Written problem: Reply with the count of lines holding "open", nothing more.

The data:
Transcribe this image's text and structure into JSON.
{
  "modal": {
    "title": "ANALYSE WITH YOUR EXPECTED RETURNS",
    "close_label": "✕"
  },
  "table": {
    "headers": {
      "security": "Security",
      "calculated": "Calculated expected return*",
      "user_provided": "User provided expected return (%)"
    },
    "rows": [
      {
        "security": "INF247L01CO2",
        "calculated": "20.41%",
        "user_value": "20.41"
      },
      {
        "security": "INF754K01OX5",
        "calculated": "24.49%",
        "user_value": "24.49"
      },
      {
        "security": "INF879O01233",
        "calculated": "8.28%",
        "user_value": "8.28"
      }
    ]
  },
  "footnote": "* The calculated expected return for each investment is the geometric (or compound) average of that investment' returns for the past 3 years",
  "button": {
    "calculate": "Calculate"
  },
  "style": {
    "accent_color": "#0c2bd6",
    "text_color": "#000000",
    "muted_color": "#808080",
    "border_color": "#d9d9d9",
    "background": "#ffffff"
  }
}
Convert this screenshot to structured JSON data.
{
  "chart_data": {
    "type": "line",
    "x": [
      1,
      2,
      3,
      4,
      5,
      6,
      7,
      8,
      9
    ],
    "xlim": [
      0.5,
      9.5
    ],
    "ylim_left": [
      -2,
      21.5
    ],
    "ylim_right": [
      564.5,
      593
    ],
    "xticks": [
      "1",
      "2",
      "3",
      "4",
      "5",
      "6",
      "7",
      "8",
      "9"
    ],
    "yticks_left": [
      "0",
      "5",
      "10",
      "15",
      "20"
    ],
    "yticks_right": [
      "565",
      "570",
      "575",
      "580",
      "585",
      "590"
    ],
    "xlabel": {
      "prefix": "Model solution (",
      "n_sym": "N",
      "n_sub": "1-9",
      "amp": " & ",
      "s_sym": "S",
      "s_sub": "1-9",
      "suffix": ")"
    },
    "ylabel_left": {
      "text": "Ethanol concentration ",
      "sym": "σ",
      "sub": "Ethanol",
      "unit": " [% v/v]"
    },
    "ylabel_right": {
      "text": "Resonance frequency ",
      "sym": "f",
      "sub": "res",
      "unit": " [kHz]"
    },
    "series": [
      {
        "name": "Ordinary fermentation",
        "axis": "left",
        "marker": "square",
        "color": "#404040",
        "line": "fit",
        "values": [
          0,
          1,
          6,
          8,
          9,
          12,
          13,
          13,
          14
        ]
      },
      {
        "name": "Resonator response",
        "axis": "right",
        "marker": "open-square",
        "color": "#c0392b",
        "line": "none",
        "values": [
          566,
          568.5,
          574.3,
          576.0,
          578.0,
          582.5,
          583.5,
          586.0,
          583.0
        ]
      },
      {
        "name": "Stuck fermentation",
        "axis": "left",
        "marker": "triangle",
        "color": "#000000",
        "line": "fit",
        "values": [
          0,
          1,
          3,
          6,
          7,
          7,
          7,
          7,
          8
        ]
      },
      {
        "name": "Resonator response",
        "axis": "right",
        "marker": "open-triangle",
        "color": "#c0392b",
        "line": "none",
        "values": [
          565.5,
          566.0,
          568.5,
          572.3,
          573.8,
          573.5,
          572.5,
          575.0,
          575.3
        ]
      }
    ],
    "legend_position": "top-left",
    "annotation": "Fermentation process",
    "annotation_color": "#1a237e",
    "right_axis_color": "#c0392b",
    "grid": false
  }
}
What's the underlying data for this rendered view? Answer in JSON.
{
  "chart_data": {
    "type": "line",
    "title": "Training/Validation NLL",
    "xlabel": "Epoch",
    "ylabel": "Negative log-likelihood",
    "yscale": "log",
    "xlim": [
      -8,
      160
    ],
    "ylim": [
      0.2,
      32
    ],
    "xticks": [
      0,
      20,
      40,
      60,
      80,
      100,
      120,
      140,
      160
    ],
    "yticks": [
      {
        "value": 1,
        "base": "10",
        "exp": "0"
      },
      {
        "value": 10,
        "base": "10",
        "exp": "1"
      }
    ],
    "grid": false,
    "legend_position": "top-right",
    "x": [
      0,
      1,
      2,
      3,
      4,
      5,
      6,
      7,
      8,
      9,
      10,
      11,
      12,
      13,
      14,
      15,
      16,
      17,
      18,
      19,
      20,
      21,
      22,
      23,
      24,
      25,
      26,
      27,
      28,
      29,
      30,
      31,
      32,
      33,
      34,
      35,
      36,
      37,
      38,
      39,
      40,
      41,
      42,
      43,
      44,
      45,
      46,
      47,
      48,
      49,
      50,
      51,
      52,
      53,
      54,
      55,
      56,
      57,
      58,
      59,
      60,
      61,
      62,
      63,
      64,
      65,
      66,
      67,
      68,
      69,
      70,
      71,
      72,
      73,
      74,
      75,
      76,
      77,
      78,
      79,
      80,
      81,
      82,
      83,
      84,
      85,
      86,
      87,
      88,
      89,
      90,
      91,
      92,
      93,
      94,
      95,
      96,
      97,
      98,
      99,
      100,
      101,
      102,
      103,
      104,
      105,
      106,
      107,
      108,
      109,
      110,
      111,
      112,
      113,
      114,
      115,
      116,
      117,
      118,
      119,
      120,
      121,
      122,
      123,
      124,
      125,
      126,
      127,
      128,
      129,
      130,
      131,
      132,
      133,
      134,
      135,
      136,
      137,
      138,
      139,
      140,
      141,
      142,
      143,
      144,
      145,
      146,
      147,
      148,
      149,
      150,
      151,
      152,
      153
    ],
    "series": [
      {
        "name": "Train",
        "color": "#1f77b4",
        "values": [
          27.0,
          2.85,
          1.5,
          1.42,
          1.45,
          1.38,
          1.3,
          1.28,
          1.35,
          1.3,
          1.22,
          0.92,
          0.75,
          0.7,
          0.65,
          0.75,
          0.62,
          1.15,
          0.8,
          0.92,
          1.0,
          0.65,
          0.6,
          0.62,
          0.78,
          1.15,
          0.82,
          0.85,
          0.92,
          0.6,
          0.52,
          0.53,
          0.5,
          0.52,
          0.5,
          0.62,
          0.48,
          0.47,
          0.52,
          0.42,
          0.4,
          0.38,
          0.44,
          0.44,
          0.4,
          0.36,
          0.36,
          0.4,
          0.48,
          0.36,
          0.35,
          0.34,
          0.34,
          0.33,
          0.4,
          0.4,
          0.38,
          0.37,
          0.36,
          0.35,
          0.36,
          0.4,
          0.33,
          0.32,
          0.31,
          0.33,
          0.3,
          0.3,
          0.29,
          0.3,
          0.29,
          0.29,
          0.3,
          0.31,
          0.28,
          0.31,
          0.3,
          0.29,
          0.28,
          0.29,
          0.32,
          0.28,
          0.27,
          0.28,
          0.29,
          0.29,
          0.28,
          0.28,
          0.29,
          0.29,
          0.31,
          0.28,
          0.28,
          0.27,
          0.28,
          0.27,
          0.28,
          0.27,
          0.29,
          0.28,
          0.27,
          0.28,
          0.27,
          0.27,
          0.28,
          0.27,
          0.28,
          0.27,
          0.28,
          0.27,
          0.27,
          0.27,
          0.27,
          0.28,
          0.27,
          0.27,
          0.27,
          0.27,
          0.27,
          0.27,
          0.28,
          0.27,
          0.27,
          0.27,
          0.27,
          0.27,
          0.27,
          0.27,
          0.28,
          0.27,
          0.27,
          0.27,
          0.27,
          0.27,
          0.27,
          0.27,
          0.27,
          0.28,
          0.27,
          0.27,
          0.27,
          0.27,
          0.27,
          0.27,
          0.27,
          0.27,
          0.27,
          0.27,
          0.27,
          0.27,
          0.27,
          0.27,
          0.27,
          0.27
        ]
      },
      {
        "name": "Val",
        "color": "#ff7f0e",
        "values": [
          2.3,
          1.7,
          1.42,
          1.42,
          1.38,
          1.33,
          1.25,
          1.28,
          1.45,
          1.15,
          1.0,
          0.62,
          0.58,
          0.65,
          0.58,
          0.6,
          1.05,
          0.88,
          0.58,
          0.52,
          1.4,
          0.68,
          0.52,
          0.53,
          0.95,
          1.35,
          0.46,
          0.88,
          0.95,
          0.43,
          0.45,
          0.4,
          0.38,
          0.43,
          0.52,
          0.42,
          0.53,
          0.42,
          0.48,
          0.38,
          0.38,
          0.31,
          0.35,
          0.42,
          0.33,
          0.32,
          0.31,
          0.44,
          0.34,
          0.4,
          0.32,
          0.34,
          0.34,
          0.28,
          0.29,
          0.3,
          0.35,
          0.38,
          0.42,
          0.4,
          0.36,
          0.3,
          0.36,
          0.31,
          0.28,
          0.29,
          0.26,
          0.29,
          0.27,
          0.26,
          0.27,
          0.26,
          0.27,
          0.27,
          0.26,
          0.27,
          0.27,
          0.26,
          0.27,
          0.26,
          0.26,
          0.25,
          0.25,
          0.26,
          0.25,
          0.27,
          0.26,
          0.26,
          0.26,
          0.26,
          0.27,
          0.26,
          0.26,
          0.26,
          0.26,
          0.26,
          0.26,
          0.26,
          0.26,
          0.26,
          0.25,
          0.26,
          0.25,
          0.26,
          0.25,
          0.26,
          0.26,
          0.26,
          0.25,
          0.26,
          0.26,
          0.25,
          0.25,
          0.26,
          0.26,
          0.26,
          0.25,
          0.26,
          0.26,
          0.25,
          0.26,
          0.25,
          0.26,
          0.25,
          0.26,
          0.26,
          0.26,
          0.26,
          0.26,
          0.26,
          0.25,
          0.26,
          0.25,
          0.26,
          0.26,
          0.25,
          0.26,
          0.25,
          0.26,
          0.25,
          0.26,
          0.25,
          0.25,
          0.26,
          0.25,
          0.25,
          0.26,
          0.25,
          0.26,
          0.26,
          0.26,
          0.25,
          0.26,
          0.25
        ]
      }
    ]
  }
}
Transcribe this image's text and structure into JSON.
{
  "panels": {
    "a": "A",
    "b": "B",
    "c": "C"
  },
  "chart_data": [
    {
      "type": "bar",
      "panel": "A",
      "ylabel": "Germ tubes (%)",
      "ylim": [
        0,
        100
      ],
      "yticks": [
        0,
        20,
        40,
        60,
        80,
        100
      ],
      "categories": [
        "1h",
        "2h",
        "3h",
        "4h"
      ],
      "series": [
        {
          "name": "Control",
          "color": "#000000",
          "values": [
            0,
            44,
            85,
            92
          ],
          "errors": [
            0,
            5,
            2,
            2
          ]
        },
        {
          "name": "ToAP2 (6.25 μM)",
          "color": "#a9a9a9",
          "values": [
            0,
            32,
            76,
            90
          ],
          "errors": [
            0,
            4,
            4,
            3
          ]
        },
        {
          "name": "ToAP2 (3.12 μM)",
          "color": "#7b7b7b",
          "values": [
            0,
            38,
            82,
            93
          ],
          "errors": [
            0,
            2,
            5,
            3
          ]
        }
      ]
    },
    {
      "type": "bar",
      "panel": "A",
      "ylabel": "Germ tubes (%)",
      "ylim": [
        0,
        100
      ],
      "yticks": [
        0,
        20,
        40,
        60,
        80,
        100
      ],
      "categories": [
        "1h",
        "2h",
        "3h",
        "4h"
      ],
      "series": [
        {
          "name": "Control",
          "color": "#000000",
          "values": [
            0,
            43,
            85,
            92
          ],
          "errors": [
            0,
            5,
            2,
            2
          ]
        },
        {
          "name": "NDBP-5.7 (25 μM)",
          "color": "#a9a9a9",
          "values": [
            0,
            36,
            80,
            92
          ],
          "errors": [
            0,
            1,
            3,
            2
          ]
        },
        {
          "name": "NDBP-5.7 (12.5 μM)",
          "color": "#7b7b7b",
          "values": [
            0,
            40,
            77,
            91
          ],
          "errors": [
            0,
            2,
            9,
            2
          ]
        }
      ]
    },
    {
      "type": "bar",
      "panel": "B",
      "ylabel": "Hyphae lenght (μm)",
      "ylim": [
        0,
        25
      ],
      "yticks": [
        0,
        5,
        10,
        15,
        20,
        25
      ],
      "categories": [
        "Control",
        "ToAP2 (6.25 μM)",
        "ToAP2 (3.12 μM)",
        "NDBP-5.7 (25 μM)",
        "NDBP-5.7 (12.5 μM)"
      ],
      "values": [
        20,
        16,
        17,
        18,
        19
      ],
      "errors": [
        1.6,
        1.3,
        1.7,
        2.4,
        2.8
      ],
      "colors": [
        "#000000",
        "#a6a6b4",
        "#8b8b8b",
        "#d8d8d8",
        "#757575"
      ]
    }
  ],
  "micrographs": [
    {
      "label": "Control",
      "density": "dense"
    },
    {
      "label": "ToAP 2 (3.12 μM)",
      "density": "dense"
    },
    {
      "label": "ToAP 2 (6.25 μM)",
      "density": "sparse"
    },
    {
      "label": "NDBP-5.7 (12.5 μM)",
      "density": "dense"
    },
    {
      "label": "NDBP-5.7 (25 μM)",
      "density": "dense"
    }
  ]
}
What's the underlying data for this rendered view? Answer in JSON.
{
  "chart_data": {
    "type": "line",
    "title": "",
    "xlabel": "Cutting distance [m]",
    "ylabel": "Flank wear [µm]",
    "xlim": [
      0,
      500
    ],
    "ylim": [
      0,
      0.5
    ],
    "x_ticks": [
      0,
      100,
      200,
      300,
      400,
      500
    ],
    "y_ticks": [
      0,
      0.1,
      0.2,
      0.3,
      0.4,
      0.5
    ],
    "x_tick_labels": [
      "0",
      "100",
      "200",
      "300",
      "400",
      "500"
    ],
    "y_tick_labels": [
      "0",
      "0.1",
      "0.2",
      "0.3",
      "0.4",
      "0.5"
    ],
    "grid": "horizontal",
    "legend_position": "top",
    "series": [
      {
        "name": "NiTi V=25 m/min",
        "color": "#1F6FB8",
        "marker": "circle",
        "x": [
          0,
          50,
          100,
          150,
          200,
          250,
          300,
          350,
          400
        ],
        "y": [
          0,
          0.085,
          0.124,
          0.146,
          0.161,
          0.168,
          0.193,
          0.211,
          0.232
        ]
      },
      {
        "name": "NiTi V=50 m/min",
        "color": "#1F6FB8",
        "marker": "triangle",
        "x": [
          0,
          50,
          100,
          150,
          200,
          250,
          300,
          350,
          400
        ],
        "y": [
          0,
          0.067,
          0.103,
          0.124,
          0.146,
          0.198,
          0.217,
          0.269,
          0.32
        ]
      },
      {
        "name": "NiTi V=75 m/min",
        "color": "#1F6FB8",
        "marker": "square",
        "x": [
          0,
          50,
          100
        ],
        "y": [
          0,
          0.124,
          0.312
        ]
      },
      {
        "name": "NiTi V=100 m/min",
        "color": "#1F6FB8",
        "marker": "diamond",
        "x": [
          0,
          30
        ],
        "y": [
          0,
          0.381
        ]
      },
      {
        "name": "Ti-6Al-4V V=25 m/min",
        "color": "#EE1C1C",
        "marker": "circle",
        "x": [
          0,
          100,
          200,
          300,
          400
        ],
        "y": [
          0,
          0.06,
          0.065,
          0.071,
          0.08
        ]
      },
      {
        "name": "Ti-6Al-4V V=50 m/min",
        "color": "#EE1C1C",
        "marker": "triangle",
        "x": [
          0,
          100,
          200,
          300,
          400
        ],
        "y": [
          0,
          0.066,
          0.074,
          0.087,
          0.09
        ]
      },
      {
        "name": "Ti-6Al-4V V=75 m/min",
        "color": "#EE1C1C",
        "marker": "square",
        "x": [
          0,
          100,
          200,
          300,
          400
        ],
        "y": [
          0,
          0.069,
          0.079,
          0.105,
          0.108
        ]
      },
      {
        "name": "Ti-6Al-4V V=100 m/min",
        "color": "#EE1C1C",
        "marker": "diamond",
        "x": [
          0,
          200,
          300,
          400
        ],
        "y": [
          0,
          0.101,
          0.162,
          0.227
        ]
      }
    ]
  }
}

Answer to this exercise: 2